(Figure record listings)
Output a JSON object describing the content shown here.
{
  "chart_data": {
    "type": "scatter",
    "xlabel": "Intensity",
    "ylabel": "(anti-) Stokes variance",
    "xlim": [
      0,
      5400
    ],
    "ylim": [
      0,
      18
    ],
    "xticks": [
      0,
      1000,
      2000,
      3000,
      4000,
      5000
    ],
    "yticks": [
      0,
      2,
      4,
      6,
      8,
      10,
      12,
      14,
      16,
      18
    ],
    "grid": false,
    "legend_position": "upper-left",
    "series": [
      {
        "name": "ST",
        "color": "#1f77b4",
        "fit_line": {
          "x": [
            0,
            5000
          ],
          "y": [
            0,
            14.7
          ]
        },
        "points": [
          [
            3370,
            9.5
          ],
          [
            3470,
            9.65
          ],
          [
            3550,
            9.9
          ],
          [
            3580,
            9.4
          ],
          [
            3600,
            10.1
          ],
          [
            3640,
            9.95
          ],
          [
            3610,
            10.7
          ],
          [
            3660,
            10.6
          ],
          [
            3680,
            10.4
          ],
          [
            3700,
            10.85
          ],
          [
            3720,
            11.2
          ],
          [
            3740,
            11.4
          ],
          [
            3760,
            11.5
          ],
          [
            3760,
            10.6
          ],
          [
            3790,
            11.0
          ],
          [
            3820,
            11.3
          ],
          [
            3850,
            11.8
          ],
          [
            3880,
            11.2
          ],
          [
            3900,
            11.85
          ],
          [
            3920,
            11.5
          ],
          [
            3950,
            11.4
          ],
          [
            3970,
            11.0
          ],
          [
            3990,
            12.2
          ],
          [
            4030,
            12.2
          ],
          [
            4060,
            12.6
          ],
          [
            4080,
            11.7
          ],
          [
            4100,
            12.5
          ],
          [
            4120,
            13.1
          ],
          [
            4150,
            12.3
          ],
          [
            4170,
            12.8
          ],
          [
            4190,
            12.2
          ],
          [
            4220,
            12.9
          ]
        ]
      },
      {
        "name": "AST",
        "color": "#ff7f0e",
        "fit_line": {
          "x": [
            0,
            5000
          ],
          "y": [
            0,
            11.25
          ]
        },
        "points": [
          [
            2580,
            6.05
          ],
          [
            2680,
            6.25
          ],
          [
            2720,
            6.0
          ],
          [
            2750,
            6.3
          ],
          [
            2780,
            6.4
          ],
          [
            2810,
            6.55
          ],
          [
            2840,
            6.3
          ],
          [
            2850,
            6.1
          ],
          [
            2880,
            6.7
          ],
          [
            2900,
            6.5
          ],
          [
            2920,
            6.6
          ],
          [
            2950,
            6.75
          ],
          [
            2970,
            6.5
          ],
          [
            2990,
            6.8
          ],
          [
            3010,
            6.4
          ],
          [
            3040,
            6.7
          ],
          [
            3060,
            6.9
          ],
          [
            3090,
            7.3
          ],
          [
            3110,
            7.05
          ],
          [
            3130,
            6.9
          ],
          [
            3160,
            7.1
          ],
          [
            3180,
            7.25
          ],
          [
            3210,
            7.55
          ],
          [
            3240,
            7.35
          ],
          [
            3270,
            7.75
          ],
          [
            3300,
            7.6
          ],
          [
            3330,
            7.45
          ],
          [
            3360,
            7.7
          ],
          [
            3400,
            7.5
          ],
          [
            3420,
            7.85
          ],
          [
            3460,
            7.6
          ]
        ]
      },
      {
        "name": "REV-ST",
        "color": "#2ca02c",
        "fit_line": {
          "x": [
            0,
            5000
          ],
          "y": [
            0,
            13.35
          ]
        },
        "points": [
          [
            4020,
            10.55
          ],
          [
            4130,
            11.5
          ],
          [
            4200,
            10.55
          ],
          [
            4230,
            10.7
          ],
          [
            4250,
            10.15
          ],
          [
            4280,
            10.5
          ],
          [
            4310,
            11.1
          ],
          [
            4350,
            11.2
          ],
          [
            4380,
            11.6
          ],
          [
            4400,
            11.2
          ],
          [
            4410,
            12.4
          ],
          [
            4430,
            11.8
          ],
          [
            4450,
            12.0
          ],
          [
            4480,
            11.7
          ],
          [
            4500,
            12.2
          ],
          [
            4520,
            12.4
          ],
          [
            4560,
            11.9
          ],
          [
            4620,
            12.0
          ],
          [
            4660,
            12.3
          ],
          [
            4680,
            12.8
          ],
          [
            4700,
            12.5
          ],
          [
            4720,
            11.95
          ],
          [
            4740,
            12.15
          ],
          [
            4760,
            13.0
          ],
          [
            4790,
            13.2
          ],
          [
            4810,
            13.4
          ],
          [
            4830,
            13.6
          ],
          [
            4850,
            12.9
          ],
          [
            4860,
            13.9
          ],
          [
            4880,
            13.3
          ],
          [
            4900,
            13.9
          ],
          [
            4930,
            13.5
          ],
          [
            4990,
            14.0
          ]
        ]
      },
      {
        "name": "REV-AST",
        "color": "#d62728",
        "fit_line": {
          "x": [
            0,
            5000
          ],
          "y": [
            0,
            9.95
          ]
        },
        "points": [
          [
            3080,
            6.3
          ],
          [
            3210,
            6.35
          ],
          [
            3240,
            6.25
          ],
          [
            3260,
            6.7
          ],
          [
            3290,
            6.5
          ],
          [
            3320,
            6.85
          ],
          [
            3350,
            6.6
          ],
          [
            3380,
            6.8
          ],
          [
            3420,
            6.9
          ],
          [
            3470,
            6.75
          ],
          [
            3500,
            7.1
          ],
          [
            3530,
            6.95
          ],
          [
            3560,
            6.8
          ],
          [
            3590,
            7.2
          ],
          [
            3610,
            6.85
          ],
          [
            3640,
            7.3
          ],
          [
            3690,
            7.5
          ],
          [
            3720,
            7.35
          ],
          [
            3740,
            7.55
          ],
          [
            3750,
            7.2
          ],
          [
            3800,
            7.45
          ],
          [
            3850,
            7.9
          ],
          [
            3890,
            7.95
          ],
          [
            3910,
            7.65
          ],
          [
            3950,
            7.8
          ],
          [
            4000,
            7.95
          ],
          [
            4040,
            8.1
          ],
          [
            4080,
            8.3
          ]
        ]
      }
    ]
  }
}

**THE REQUEST:** Scan the lines for the string "color". Pick out every line that has it.

**ANSWER TO THE PROBLEM:**
        "color": "#1f77b4",
        "color": "#ff7f0e",
        "color": "#2ca02c",
        "color": "#d62728",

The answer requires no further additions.